* [Stored records]:
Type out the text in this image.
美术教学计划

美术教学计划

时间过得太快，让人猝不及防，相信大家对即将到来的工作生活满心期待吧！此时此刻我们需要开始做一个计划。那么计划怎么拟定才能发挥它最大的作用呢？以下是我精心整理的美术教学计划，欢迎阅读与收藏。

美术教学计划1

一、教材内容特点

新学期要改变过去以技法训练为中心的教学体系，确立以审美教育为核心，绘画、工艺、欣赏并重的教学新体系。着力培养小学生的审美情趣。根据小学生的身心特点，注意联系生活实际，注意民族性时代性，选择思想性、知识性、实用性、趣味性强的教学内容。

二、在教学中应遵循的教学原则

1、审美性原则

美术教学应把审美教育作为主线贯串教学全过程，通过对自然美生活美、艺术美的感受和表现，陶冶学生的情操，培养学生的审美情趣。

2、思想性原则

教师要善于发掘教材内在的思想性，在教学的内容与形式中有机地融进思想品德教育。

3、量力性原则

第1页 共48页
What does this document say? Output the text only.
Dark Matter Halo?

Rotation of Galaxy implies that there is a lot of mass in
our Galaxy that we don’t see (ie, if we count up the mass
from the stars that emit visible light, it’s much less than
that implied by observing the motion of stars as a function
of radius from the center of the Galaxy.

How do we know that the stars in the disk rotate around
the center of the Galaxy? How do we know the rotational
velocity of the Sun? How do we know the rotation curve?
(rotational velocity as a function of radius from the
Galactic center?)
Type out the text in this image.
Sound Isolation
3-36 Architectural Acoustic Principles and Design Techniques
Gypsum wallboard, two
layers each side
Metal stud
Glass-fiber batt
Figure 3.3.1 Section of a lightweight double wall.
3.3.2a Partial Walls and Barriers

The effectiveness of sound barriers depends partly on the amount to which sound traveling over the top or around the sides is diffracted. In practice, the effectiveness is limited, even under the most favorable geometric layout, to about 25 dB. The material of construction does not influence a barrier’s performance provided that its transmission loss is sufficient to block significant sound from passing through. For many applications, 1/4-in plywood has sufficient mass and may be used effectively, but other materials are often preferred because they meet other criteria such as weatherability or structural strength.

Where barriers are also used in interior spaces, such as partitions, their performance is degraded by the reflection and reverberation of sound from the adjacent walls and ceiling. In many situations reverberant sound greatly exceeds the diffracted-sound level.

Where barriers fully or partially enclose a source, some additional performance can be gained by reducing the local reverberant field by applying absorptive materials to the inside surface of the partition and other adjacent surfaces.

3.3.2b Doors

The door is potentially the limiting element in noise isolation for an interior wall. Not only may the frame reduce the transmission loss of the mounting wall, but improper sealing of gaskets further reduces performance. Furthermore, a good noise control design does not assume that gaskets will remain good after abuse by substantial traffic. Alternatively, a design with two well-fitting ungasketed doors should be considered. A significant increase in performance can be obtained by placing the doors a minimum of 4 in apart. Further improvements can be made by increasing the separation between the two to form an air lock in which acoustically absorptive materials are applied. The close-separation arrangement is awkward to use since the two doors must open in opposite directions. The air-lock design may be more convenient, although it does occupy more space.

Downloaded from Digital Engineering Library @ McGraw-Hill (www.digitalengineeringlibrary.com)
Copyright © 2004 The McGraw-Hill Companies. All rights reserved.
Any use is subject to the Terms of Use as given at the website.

* [Short problem]:
Choose all lines containing the string "around" and copy them out.

* [Correct result]:
How do we know that the stars in the disk rotate around
The effectiveness of sound barriers depends partly on the amount to which sound traveling over the top or around the sides is diffracted. In practice, the effectiveness is limited, even under the most favorable geometric layout, to about 25 dB. The material of construction does not influence a barrier’s performance provided that its transmission loss is sufficient to block significant sound from passing through. For many applications, 1/4-in plywood has sufficient mass and may be used effectively, but other materials are often preferred because they meet other criteria such as weatherability or structural strength.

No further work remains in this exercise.